* _Goal of the exercise_
Gather every line below where "需定期维护" appears.

* _Exercise input_
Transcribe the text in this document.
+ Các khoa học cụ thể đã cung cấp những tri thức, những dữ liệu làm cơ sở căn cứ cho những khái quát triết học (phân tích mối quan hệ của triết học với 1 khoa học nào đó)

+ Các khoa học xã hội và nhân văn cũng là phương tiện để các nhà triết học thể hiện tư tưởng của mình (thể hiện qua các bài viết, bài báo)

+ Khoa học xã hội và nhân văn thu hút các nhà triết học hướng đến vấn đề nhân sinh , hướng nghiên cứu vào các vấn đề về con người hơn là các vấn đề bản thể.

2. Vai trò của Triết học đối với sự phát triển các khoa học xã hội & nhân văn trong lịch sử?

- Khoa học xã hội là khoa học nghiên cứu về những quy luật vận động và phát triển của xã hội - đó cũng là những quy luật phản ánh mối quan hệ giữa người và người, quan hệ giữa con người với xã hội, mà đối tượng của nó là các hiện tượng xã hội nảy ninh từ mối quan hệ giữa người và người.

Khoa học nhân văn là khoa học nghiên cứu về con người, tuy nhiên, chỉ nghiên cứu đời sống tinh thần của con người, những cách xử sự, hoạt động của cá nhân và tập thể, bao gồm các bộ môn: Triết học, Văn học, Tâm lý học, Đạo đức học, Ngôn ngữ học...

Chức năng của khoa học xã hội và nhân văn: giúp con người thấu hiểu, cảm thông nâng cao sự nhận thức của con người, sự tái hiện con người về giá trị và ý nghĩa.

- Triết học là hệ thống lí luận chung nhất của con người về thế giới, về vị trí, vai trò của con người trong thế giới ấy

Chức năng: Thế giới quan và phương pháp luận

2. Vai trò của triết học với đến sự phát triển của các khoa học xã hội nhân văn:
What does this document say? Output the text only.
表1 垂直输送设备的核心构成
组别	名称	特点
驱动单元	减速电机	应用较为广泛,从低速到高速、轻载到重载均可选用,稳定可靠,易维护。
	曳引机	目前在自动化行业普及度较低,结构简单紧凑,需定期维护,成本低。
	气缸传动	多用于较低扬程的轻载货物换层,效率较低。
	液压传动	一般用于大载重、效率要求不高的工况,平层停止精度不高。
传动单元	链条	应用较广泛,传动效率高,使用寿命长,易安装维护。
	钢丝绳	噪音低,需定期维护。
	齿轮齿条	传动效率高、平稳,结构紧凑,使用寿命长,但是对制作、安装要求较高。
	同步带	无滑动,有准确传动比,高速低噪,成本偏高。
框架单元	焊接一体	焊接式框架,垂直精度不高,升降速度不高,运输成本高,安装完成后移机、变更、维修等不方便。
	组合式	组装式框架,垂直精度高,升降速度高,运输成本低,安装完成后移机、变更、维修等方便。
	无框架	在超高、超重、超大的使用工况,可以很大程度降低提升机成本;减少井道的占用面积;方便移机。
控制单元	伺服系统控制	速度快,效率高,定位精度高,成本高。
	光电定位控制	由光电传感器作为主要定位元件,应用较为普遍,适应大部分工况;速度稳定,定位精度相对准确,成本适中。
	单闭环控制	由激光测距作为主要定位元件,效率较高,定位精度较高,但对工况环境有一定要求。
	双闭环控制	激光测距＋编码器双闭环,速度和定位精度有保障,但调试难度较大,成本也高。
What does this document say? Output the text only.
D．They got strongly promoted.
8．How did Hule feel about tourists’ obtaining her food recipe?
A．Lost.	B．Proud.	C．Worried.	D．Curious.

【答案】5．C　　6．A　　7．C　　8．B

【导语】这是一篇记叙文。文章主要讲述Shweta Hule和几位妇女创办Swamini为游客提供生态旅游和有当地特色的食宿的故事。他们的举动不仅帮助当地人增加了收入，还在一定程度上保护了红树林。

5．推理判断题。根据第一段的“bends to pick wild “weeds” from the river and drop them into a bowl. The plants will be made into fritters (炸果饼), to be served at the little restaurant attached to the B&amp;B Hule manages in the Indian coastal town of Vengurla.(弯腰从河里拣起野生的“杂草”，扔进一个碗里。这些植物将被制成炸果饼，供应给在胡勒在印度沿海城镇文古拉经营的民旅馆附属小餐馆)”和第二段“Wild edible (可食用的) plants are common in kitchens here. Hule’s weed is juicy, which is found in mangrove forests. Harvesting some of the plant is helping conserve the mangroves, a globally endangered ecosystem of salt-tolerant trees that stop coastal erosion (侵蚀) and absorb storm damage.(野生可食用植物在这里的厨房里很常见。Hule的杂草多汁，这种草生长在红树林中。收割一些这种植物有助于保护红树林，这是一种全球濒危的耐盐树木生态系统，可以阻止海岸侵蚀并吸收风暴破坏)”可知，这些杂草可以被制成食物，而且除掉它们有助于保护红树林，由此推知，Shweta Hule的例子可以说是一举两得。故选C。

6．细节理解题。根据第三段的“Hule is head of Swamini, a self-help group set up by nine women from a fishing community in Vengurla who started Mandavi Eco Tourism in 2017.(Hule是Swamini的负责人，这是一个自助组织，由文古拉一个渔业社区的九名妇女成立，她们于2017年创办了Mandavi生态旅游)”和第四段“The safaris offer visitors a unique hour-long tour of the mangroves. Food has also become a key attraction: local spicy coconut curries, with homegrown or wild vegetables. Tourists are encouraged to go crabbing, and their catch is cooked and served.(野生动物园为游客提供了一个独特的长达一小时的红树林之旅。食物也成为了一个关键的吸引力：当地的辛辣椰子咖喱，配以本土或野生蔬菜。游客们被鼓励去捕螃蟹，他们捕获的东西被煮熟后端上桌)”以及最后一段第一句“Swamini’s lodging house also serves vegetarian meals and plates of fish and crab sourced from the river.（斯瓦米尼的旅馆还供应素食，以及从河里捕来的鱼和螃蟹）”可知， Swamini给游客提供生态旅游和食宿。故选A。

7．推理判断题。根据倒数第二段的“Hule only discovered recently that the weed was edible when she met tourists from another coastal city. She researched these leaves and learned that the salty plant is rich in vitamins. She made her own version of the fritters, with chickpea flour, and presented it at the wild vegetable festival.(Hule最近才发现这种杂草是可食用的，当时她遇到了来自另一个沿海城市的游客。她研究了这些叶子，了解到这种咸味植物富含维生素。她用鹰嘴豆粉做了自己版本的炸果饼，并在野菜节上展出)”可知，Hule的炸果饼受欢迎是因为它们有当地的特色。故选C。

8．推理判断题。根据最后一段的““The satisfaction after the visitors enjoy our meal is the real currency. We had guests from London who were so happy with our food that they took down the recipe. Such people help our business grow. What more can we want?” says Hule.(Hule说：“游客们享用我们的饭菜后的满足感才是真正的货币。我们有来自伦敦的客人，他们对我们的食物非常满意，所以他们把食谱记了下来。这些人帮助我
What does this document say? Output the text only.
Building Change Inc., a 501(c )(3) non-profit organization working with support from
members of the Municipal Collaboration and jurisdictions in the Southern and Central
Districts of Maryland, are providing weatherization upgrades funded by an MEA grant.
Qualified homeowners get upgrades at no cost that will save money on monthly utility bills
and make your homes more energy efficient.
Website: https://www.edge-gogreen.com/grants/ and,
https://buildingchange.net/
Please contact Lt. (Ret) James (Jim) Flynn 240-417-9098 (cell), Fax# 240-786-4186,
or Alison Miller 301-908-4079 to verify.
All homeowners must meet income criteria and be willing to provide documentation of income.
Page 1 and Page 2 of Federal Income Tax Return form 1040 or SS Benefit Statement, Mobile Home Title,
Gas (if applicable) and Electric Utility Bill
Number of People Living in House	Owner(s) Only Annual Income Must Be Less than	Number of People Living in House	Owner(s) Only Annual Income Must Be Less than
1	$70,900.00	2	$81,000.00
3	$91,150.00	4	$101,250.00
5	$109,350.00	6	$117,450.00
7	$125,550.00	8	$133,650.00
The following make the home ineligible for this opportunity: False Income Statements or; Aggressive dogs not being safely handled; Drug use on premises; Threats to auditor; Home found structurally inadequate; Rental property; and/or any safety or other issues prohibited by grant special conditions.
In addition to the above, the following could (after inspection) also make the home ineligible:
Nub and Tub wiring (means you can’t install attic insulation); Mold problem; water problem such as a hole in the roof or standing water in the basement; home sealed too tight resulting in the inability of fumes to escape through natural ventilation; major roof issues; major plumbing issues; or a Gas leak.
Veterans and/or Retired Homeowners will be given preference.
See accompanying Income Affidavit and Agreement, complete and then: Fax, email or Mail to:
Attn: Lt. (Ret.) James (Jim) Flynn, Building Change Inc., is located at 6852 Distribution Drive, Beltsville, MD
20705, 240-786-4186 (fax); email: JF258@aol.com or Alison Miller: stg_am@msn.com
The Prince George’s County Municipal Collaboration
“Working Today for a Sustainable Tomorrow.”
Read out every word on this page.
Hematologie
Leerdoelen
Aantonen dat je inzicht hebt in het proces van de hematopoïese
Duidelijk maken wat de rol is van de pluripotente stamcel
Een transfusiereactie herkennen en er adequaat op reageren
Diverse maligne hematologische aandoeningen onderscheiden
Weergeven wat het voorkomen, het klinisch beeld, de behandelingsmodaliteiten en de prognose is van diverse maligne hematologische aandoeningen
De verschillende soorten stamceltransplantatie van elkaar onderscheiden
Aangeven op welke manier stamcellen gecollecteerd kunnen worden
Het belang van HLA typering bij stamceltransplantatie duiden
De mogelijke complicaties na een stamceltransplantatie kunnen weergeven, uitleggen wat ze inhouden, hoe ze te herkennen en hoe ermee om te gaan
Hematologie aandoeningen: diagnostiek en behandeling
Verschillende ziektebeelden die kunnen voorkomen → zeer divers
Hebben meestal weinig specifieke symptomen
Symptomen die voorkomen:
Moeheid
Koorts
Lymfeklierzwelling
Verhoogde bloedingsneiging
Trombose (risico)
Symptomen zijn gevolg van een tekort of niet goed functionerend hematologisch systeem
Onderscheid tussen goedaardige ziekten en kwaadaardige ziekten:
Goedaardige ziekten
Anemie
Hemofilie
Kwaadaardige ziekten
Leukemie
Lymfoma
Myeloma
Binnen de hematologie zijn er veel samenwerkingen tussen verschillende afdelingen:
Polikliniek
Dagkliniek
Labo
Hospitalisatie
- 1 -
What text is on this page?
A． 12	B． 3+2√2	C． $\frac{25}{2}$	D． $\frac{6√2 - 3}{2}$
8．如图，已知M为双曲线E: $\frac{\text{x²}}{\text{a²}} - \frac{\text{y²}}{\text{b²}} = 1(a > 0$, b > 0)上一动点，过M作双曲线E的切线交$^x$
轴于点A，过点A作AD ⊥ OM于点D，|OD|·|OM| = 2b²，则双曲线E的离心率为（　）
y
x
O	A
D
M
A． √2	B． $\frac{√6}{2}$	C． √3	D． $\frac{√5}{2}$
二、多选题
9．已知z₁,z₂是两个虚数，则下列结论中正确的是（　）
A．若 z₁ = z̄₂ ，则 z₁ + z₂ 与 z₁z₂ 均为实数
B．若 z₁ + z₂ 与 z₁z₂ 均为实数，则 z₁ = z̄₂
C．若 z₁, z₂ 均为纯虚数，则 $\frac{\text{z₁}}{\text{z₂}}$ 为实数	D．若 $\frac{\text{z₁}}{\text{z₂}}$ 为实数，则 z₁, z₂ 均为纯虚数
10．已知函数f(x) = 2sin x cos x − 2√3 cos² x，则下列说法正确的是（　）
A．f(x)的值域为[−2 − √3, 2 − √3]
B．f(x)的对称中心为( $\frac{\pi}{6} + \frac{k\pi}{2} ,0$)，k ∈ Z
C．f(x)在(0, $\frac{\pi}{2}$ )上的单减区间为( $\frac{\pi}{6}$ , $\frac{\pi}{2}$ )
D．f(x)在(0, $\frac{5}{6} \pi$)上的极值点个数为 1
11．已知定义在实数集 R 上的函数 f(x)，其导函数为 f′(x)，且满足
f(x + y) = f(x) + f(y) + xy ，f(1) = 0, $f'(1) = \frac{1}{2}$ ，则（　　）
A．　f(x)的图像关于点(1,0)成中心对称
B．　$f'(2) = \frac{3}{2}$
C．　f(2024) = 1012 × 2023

* _Exercise solution_
	曳引机	目前在自动化行业普及度较低,结构简单紧凑,需定期维护,成本低。
	钢丝绳	噪音低,需定期维护。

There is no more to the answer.